TO BE DONE: Copy out the lines that have "fizetése" in them.

EXTRACTED INFORMATION:

□ □ □ □ □

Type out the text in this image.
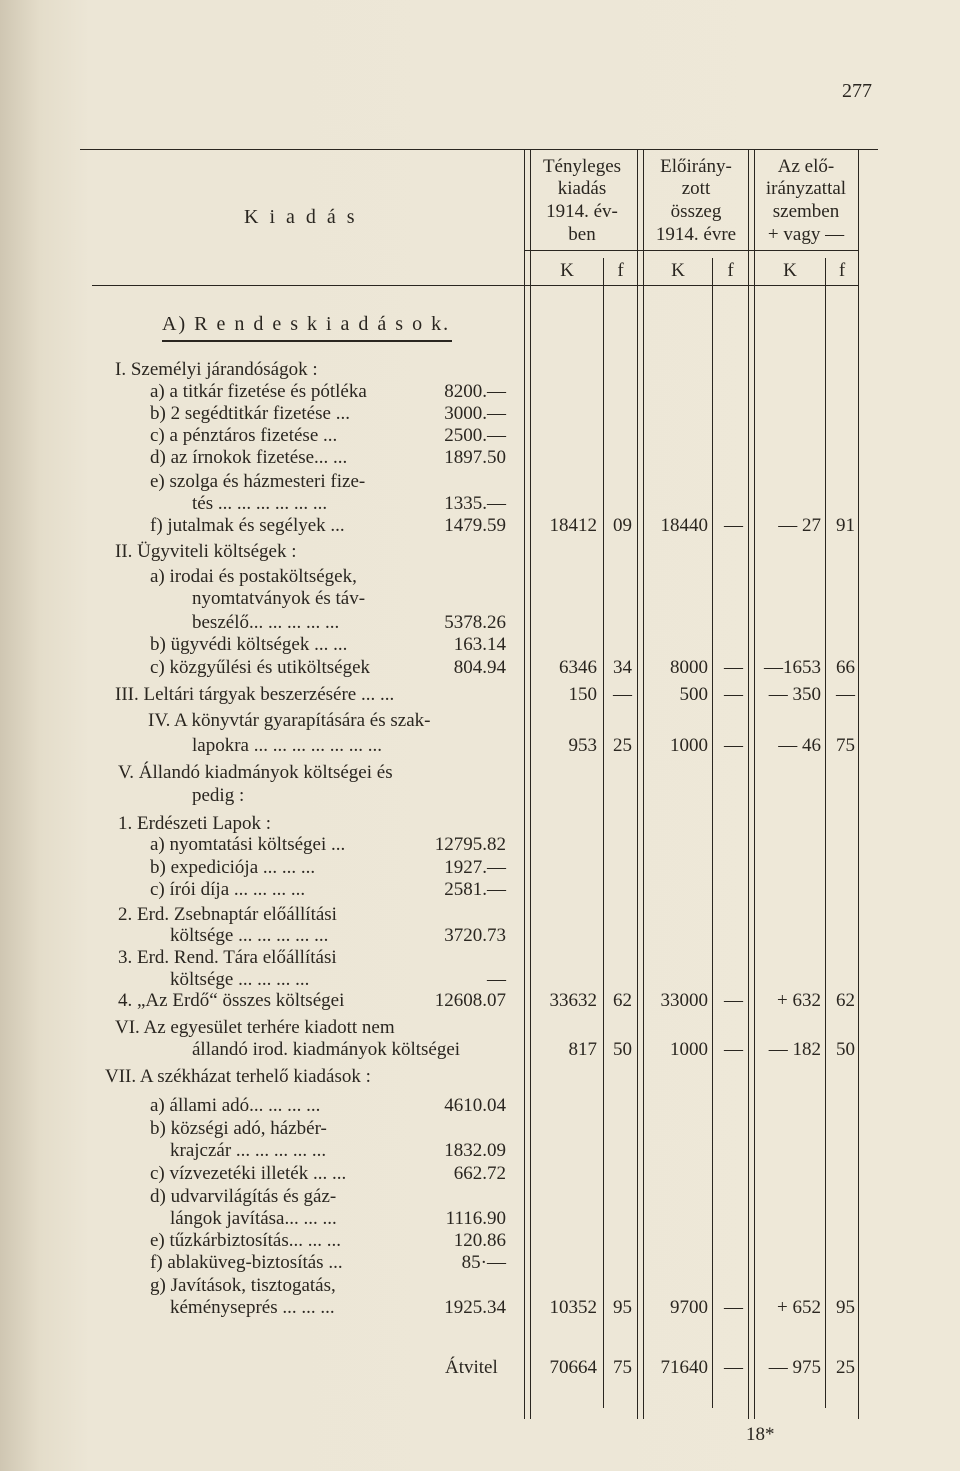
277
K i a d á s
Tényleges
kiadás
1914. év-
ben
Előirány-
zott
összeg
1914. évre
Az elő-
irányzattal
szemben
+ vagy —
K	f	K	f	K	f
A) R e n d e s k i a d á s o k.
I. Személyi járandóságok :
a) a titkár fizetése és pótléka	8200.—
b) 2 segédtitkár fizetése ...	3000.—
c) a pénztáros fizetése ...	2500.—
d) az írnokok fizetése... ...	1897.50
e) szolga és házmesteri fize-
tés ... ... ... ... ... ...	1335.—
f) jutalmak és segélyek ...	1479.59	18412 09	18440 —	— 27 91
II. Ügyviteli költségek :
a) irodai és postaköltségek,
nyomtatványok és táv-
beszélő... ... ... ... ...	5378.26
b) ügyvédi költségek ... ...	163.14
c) közgyűlési és utiköltségek	804.94	6346 34	8000 —	—1653 66
III. Leltári tárgyak beszerzésére ... ...	150 —	500 —	— 350 —
IV. A könyvtár gyarapítására és szak-
lapokra ... ... ... ... ... ... ...	953 25	1000 —	— 46 75
V. Állandó kiadmányok költségei és
pedig :
1. Erdészeti Lapok :
a) nyomtatási költségei ...	12795.82
b) expediciója ... ... ...	1927.—
c) írói díja ... ... ... ...	2581.—
2. Erd. Zsebnaptár előállítási
költsége ... ... ... ... ...	3720.73
3. Erd. Rend. Tára előállítási
költsége ... ... ... ...	—
4. „Az Erdő“ összes költségei	12608.07	33632 62	33000 —	+ 632 62
VI. Az egyesület terhére kiadott nem
állandó irod. kiadmányok költségei	817 50	1000 —	— 182 50
VII. A székházat terhelő kiadások :
a) állami adó... ... ... ...	4610.04
b) községi adó, házbér-
krajczár ... ... ... ... ...	1832.09
c) vízvezetéki illeték ... ...	662.72
d) udvarvilágítás és gáz-
lángok javítása... ... ...	1116.90
e) tűzkárbiztosítás... ... ...	120.86
f) ablaküveg-biztosítás ...	85·—
g) Javítások, tisztogatás,
kéményseprés ... ... ...	1925.34	10352 95	9700 —	+ 652 95
Átvitel	70664 75	71640 —	— 975 25
18*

□ □ □ □ □

FINISHED EXERCISE:
a) a titkár fizetése és pótléka	8200.—
b) 2 segédtitkár fizetése ...	3000.—
c) a pénztáros fizetése ...	2500.—
d) az írnokok fizetése... ...	1897.50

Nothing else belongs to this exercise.